• **What is needed**
Write out the material exactly. Do not include the pictures.

>> Begin

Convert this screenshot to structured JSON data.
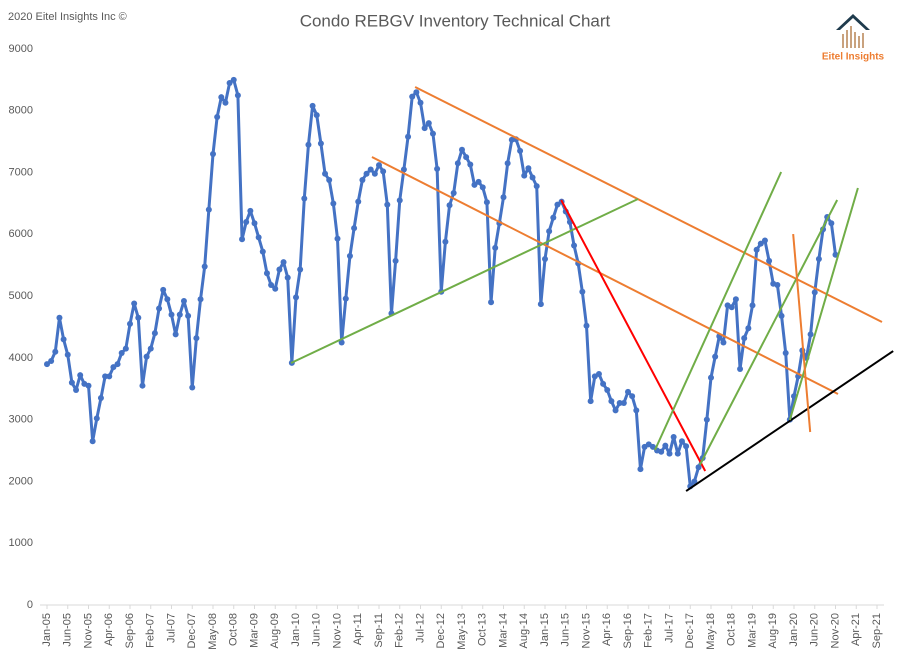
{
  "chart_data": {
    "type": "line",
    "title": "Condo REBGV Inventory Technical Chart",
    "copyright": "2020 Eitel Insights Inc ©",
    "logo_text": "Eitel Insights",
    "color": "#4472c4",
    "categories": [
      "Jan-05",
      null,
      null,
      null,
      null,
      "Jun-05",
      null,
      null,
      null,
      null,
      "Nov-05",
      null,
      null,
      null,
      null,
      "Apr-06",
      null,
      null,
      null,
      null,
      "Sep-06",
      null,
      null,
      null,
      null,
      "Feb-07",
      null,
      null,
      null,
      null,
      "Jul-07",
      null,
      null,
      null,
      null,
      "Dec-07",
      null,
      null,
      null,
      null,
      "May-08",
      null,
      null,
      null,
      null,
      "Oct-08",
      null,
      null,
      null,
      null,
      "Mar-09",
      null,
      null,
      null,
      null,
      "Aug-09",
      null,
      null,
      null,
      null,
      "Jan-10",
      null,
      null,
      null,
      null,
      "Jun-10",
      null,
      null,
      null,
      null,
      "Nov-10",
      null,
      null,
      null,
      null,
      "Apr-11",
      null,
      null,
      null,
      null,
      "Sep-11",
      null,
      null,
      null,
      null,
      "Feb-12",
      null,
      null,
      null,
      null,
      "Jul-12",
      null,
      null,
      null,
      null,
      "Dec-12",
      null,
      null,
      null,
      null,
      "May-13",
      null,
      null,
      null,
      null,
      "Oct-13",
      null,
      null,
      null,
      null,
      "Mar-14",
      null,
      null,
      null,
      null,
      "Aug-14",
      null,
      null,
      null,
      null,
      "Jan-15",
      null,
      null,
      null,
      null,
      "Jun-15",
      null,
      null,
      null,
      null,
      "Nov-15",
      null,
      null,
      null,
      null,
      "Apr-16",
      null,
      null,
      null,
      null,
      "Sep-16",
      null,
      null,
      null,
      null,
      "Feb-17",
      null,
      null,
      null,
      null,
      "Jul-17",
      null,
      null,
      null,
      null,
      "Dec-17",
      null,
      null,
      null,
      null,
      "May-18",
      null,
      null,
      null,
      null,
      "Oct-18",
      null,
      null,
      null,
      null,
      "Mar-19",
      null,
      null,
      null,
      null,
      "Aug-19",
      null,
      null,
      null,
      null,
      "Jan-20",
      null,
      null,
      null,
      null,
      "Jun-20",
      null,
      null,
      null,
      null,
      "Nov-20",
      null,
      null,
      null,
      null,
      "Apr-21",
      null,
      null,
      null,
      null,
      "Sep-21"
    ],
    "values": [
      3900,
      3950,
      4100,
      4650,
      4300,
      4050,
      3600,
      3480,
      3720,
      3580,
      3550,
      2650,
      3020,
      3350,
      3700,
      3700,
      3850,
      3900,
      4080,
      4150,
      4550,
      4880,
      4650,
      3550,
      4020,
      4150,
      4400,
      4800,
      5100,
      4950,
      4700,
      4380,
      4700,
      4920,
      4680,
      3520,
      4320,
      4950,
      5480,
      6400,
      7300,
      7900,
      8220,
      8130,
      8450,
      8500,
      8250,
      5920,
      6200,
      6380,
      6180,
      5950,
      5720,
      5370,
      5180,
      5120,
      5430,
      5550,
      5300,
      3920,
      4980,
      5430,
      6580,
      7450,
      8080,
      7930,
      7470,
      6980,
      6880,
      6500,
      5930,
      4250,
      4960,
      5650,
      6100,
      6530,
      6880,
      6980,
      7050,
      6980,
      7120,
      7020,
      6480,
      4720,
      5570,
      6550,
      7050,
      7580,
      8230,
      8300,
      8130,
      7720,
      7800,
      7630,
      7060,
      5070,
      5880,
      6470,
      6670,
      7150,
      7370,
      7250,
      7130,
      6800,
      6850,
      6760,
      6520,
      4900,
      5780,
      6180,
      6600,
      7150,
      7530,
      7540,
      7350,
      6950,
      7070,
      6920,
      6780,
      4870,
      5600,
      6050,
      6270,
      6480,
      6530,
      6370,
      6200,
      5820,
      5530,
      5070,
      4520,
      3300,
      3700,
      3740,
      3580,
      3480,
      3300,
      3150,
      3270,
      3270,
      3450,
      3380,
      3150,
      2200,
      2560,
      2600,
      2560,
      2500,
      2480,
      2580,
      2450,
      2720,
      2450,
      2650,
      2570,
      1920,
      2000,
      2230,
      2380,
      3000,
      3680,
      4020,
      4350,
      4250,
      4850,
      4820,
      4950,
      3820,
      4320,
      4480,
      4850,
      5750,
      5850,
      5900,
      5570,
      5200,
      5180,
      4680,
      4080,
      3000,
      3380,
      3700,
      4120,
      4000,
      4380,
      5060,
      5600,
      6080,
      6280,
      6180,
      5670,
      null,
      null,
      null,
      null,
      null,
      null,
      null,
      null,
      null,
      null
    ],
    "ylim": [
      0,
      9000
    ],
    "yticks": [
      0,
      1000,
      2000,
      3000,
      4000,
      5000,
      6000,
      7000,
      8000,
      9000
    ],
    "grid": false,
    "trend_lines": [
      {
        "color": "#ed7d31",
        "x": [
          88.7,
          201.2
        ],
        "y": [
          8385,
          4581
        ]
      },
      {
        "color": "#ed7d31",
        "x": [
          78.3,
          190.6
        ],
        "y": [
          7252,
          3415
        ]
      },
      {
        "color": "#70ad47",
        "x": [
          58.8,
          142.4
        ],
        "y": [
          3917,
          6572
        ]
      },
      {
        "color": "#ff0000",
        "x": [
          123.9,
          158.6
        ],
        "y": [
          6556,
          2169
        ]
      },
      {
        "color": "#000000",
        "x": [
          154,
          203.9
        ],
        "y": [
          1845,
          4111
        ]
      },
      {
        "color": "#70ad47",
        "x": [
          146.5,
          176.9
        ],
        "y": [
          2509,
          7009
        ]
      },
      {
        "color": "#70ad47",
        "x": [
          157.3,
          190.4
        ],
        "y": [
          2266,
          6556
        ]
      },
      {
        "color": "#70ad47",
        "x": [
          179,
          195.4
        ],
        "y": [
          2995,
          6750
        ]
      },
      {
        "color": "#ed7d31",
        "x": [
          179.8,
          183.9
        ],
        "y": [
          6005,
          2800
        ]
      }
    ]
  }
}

>> End

• **Result of this task**
Convert this screenshot to structured JSON data.
{
  "chart_data": {
    "type": "line",
    "title": "Condo REBGV Inventory Technical Chart",
    "copyright": "2020 Eitel Insights Inc ©",
    "logo_text": "Eitel Insights",
    "color": "#4472c4",
    "categories": [
      "Jan-05",
      null,
      null,
      null,
      null,
      "Jun-05",
      null,
      null,
      null,
      null,
      "Nov-05",
      null,
      null,
      null,
      null,
      "Apr-06",
      null,
      null,
      null,
      null,
      "Sep-06",
      null,
      null,
      null,
      null,
      "Feb-07",
      null,
      null,
      null,
      null,
      "Jul-07",
      null,
      null,
      null,
      null,
      "Dec-07",
      null,
      null,
      null,
      null,
      "May-08",
      null,
      null,
      null,
      null,
      "Oct-08",
      null,
      null,
      null,
      null,
      "Mar-09",
      null,
      null,
      null,
      null,
      "Aug-09",
      null,
      null,
      null,
      null,
      "Jan-10",
      null,
      null,
      null,
      null,
      "Jun-10",
      null,
      null,
      null,
      null,
      "Nov-10",
      null,
      null,
      null,
      null,
      "Apr-11",
      null,
      null,
      null,
      null,
      "Sep-11",
      null,
      null,
      null,
      null,
      "Feb-12",
      null,
      null,
      null,
      null,
      "Jul-12",
      null,
      null,
      null,
      null,
      "Dec-12",
      null,
      null,
      null,
      null,
      "May-13",
      null,
      null,
      null,
      null,
      "Oct-13",
      null,
      null,
      null,
      null,
      "Mar-14",
      null,
      null,
      null,
      null,
      "Aug-14",
      null,
      null,
      null,
      null,
      "Jan-15",
      null,
      null,
      null,
      null,
      "Jun-15",
      null,
      null,
      null,
      null,
      "Nov-15",
      null,
      null,
      null,
      null,
      "Apr-16",
      null,
      null,
      null,
      null,
      "Sep-16",
      null,
      null,
      null,
      null,
      "Feb-17",
      null,
      null,
      null,
      null,
      "Jul-17",
      null,
      null,
      null,
      null,
      "Dec-17",
      null,
      null,
      null,
      null,
      "May-18",
      null,
      null,
      null,
      null,
      "Oct-18",
      null,
      null,
      null,
      null,
      "Mar-19",
      null,
      null,
      null,
      null,
      "Aug-19",
      null,
      null,
      null,
      null,
      "Jan-20",
      null,
      null,
      null,
      null,
      "Jun-20",
      null,
      null,
      null,
      null,
      "Nov-20",
      null,
      null,
      null,
      null,
      "Apr-21",
      null,
      null,
      null,
      null,
      "Sep-21"
    ],
    "values": [
      3900,
      3950,
      4100,
      4650,
      4300,
      4050,
      3600,
      3480,
      3720,
      3580,
      3550,
      2650,
      3020,
      3350,
      3700,
      3700,
      3850,
      3900,
      4080,
      4150,
      4550,
      4880,
      4650,
      3550,
      4020,
      4150,
      4400,
      4800,
      5100,
      4950,
      4700,
      4380,
      4700,
      4920,
      4680,
      3520,
      4320,
      4950,
      5480,
      6400,
      7300,
      7900,
      8220,
      8130,
      8450,
      8500,
      8250,
      5920,
      6200,
      6380,
      6180,
      5950,
      5720,
      5370,
      5180,
      5120,
      5430,
      5550,
      5300,
      3920,
      4980,
      5430,
      6580,
      7450,
      8080,
      7930,
      7470,
      6980,
      6880,
      6500,
      5930,
      4250,
      4960,
      5650,
      6100,
      6530,
      6880,
      6980,
      7050,
      6980,
      7120,
      7020,
      6480,
      4720,
      5570,
      6550,
      7050,
      7580,
      8230,
      8300,
      8130,
      7720,
      7800,
      7630,
      7060,
      5070,
      5880,
      6470,
      6670,
      7150,
      7370,
      7250,
      7130,
      6800,
      6850,
      6760,
      6520,
      4900,
      5780,
      6180,
      6600,
      7150,
      7530,
      7540,
      7350,
      6950,
      7070,
      6920,
      6780,
      4870,
      5600,
      6050,
      6270,
      6480,
      6530,
      6370,
      6200,
      5820,
      5530,
      5070,
      4520,
      3300,
      3700,
      3740,
      3580,
      3480,
      3300,
      3150,
      3270,
      3270,
      3450,
      3380,
      3150,
      2200,
      2560,
      2600,
      2560,
      2500,
      2480,
      2580,
      2450,
      2720,
      2450,
      2650,
      2570,
      1920,
      2000,
      2230,
      2380,
      3000,
      3680,
      4020,
      4350,
      4250,
      4850,
      4820,
      4950,
      3820,
      4320,
      4480,
      4850,
      5750,
      5850,
      5900,
      5570,
      5200,
      5180,
      4680,
      4080,
      3000,
      3380,
      3700,
      4120,
      4000,
      4380,
      5060,
      5600,
      6080,
      6280,
      6180,
      5670,
      null,
      null,
      null,
      null,
      null,
      null,
      null,
      null,
      null,
      null
    ],
    "ylim": [
      0,
      9000
    ],
    "yticks": [
      0,
      1000,
      2000,
      3000,
      4000,
      5000,
      6000,
      7000,
      8000,
      9000
    ],
    "grid": false,
    "trend_lines": [
      {
        "color": "#ed7d31",
        "x": [
          88.7,
          201.2
        ],
        "y": [
          8385,
          4581
        ]
      },
      {
        "color": "#ed7d31",
        "x": [
          78.3,
          190.6
        ],
        "y": [
          7252,
          3415
        ]
      },
      {
        "color": "#70ad47",
        "x": [
          58.8,
          142.4
        ],
        "y": [
          3917,
          6572
        ]
      },
      {
        "color": "#ff0000",
        "x": [
          123.9,
          158.6
        ],
        "y": [
          6556,
          2169
        ]
      },
      {
        "color": "#000000",
        "x": [
          154,
          203.9
        ],
        "y": [
          1845,
          4111
        ]
      },
      {
        "color": "#70ad47",
        "x": [
          146.5,
          176.9
        ],
        "y": [
          2509,
          7009
        ]
      },
      {
        "color": "#70ad47",
        "x": [
          157.3,
          190.4
        ],
        "y": [
          2266,
          6556
        ]
      },
      {
        "color": "#70ad47",
        "x": [
          179,
          195.4
        ],
        "y": [
          2995,
          6750
        ]
      },
      {
        "color": "#ed7d31",
        "x": [
          179.8,
          183.9
        ],
        "y": [
          6005,
          2800
        ]
      }
    ]
  }
}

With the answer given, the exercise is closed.